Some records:
--- Start ---

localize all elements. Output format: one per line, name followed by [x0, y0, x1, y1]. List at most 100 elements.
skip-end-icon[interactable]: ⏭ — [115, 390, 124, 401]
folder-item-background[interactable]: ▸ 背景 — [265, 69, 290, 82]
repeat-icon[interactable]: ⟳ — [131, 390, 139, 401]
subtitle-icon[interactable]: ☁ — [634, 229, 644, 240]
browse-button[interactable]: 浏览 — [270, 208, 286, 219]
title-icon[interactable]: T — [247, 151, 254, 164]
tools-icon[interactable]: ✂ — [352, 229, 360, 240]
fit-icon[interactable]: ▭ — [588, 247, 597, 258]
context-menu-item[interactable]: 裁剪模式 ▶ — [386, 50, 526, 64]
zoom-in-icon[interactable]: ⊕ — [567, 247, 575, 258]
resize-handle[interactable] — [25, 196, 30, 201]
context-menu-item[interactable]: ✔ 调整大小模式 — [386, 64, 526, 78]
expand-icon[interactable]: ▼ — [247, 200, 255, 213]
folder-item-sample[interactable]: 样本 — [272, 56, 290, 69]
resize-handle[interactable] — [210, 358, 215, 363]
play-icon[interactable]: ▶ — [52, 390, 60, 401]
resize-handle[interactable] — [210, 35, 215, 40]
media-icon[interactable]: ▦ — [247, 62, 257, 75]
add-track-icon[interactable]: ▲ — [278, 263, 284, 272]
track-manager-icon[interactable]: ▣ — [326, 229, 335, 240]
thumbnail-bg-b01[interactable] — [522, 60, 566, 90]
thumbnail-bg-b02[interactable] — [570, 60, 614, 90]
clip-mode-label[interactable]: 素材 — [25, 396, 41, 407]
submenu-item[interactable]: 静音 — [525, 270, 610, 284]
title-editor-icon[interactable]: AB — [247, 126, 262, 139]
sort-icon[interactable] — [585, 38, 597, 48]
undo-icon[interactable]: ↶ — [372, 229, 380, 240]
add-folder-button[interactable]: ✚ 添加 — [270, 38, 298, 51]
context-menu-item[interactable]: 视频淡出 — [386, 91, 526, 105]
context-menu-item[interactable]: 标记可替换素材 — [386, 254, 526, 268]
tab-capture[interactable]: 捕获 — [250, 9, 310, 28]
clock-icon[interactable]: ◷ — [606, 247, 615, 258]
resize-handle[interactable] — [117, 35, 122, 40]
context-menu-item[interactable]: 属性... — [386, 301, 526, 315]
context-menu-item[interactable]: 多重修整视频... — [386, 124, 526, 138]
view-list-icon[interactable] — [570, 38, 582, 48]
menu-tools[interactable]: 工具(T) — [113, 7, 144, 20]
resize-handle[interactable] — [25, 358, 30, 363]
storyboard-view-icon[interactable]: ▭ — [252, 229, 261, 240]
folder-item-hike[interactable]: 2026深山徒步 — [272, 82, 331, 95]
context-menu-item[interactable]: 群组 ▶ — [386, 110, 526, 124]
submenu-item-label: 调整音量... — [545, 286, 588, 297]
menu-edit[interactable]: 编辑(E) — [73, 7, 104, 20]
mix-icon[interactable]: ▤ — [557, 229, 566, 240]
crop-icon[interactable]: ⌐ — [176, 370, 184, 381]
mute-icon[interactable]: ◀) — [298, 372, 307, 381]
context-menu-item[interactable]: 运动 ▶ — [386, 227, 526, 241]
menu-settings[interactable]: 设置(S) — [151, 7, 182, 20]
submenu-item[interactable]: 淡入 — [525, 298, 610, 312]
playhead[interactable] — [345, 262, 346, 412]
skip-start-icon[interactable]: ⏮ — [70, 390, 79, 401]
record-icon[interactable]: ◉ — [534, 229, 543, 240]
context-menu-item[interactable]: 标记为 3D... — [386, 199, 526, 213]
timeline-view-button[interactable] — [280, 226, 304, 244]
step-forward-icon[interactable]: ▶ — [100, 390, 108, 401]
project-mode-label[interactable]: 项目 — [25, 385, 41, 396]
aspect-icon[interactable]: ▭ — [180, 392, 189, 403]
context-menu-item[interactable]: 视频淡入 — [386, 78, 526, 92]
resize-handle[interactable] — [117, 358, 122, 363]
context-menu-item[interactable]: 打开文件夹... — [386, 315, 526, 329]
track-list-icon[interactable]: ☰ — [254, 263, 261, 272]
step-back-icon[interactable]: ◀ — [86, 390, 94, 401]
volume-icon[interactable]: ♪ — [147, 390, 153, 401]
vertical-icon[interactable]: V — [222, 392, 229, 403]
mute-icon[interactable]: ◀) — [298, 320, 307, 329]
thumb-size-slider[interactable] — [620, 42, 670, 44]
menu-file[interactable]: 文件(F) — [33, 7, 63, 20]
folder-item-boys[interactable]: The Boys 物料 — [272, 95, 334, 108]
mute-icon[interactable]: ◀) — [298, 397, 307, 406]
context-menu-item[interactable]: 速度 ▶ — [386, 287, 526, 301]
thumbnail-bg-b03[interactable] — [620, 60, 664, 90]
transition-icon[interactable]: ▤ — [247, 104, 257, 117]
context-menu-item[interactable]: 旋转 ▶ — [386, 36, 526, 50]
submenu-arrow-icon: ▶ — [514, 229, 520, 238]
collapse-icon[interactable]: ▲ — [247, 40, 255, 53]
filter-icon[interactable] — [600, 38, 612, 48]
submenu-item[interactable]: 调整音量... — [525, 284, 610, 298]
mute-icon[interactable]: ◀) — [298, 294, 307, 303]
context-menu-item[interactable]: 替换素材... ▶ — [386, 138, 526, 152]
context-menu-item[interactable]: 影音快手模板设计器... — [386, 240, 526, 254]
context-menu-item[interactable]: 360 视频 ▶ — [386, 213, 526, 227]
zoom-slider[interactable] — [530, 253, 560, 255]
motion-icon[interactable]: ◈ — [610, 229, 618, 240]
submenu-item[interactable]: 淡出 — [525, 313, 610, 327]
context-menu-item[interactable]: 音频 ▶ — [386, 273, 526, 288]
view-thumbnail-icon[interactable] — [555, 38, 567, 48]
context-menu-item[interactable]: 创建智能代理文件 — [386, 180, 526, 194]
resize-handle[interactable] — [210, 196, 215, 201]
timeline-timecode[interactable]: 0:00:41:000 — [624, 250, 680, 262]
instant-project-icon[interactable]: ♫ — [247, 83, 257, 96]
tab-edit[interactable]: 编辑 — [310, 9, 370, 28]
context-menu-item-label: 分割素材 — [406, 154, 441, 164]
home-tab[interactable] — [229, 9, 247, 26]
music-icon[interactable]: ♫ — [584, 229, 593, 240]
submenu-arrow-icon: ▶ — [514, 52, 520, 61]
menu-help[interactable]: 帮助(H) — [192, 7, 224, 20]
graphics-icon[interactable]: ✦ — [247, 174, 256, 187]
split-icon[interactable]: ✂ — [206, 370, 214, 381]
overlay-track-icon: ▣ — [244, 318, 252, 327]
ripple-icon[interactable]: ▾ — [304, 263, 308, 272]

--- End ---

* Exercise task *
Write out the records again with every "resize-handle" renamed to "drag-handle", leaving everything else unchanged.

* Solution *
localize all elements. Output format: one per line, name followed by [x0, y0, x1, y1]. List at most 100 elements.
skip-end-icon[interactable]: ⏭ — [115, 390, 124, 401]
folder-item-background[interactable]: ▸ 背景 — [265, 69, 290, 82]
repeat-icon[interactable]: ⟳ — [131, 390, 139, 401]
subtitle-icon[interactable]: ☁ — [634, 229, 644, 240]
browse-button[interactable]: 浏览 — [270, 208, 286, 219]
title-icon[interactable]: T — [247, 151, 254, 164]
tools-icon[interactable]: ✂ — [352, 229, 360, 240]
fit-icon[interactable]: ▭ — [588, 247, 597, 258]
context-menu-item[interactable]: 裁剪模式 ▶ — [386, 50, 526, 64]
zoom-in-icon[interactable]: ⊕ — [567, 247, 575, 258]
drag-handle[interactable] — [25, 196, 30, 201]
context-menu-item[interactable]: ✔ 调整大小模式 — [386, 64, 526, 78]
expand-icon[interactable]: ▼ — [247, 200, 255, 213]
folder-item-sample[interactable]: 样本 — [272, 56, 290, 69]
drag-handle[interactable] — [210, 358, 215, 363]
play-icon[interactable]: ▶ — [52, 390, 60, 401]
drag-handle[interactable] — [210, 35, 215, 40]
media-icon[interactable]: ▦ — [247, 62, 257, 75]
add-track-icon[interactable]: ▲ — [278, 263, 284, 272]
track-manager-icon[interactable]: ▣ — [326, 229, 335, 240]
thumbnail-bg-b01[interactable] — [522, 60, 566, 90]
thumbnail-bg-b02[interactable] — [570, 60, 614, 90]
clip-mode-label[interactable]: 素材 — [25, 396, 41, 407]
submenu-item[interactable]: 静音 — [525, 270, 610, 284]
title-editor-icon[interactable]: AB — [247, 126, 262, 139]
sort-icon[interactable] — [585, 38, 597, 48]
undo-icon[interactable]: ↶ — [372, 229, 380, 240]
add-folder-button[interactable]: ✚ 添加 — [270, 38, 298, 51]
context-menu-item[interactable]: 视频淡出 — [386, 91, 526, 105]
context-menu-item[interactable]: 标记可替换素材 — [386, 254, 526, 268]
tab-capture[interactable]: 捕获 — [250, 9, 310, 28]
clock-icon[interactable]: ◷ — [606, 247, 615, 258]
drag-handle[interactable] — [117, 35, 122, 40]
context-menu-item[interactable]: 属性... — [386, 301, 526, 315]
context-menu-item[interactable]: 多重修整视频... — [386, 124, 526, 138]
view-list-icon[interactable] — [570, 38, 582, 48]
menu-tools[interactable]: 工具(T) — [113, 7, 144, 20]
drag-handle[interactable] — [25, 358, 30, 363]
storyboard-view-icon[interactable]: ▭ — [252, 229, 261, 240]
folder-item-hike[interactable]: 2026深山徒步 — [272, 82, 331, 95]
context-menu-item[interactable]: 群组 ▶ — [386, 110, 526, 124]
submenu-item-label: 调整音量... — [545, 286, 588, 297]
menu-edit[interactable]: 编辑(E) — [73, 7, 104, 20]
mix-icon[interactable]: ▤ — [557, 229, 566, 240]
crop-icon[interactable]: ⌐ — [176, 370, 184, 381]
mute-icon[interactable]: ◀) — [298, 372, 307, 381]
context-menu-item[interactable]: 运动 ▶ — [386, 227, 526, 241]
menu-settings[interactable]: 设置(S) — [151, 7, 182, 20]
submenu-item[interactable]: 淡入 — [525, 298, 610, 312]
playhead[interactable] — [345, 262, 346, 412]
skip-start-icon[interactable]: ⏮ — [70, 390, 79, 401]
record-icon[interactable]: ◉ — [534, 229, 543, 240]
context-menu-item[interactable]: 标记为 3D... — [386, 199, 526, 213]
timeline-view-button[interactable] — [280, 226, 304, 244]
step-forward-icon[interactable]: ▶ — [100, 390, 108, 401]
project-mode-label[interactable]: 项目 — [25, 385, 41, 396]
aspect-icon[interactable]: ▭ — [180, 392, 189, 403]
context-menu-item[interactable]: 视频淡入 — [386, 78, 526, 92]
drag-handle[interactable] — [117, 358, 122, 363]
context-menu-item[interactable]: 打开文件夹... — [386, 315, 526, 329]
track-list-icon[interactable]: ☰ — [254, 263, 261, 272]
step-back-icon[interactable]: ◀ — [86, 390, 94, 401]
volume-icon[interactable]: ♪ — [147, 390, 153, 401]
vertical-icon[interactable]: V — [222, 392, 229, 403]
mute-icon[interactable]: ◀) — [298, 320, 307, 329]
thumb-size-slider[interactable] — [620, 42, 670, 44]
menu-file[interactable]: 文件(F) — [33, 7, 63, 20]
folder-item-boys[interactable]: The Boys 物料 — [272, 95, 334, 108]
mute-icon[interactable]: ◀) — [298, 397, 307, 406]
context-menu-item[interactable]: 速度 ▶ — [386, 287, 526, 301]
thumbnail-bg-b03[interactable] — [620, 60, 664, 90]
transition-icon[interactable]: ▤ — [247, 104, 257, 117]
context-menu-item[interactable]: 旋转 ▶ — [386, 36, 526, 50]
submenu-arrow-icon: ▶ — [514, 229, 520, 238]
collapse-icon[interactable]: ▲ — [247, 40, 255, 53]
filter-icon[interactable] — [600, 38, 612, 48]
submenu-item[interactable]: 调整音量... — [525, 284, 610, 298]
mute-icon[interactable]: ◀) — [298, 294, 307, 303]
context-menu-item[interactable]: 替换素材... ▶ — [386, 138, 526, 152]
context-menu-item[interactable]: 影音快手模板设计器... — [386, 240, 526, 254]
context-menu-item[interactable]: 360 视频 ▶ — [386, 213, 526, 227]
zoom-slider[interactable] — [530, 253, 560, 255]
motion-icon[interactable]: ◈ — [610, 229, 618, 240]
submenu-item[interactable]: 淡出 — [525, 313, 610, 327]
context-menu-item[interactable]: 音频 ▶ — [386, 273, 526, 288]
view-thumbnail-icon[interactable] — [555, 38, 567, 48]
context-menu-item[interactable]: 创建智能代理文件 — [386, 180, 526, 194]
drag-handle[interactable] — [210, 196, 215, 201]
timeline-timecode[interactable]: 0:00:41:000 — [624, 250, 680, 262]
instant-project-icon[interactable]: ♫ — [247, 83, 257, 96]
tab-edit[interactable]: 编辑 — [310, 9, 370, 28]
context-menu-item-label: 分割素材 — [406, 154, 441, 164]
home-tab[interactable] — [229, 9, 247, 26]
music-icon[interactable]: ♫ — [584, 229, 593, 240]
submenu-arrow-icon: ▶ — [514, 52, 520, 61]
menu-help[interactable]: 帮助(H) — [192, 7, 224, 20]
graphics-icon[interactable]: ✦ — [247, 174, 256, 187]
split-icon[interactable]: ✂ — [206, 370, 214, 381]
overlay-track-icon: ▣ — [244, 318, 252, 327]
ripple-icon[interactable]: ▾ — [304, 263, 308, 272]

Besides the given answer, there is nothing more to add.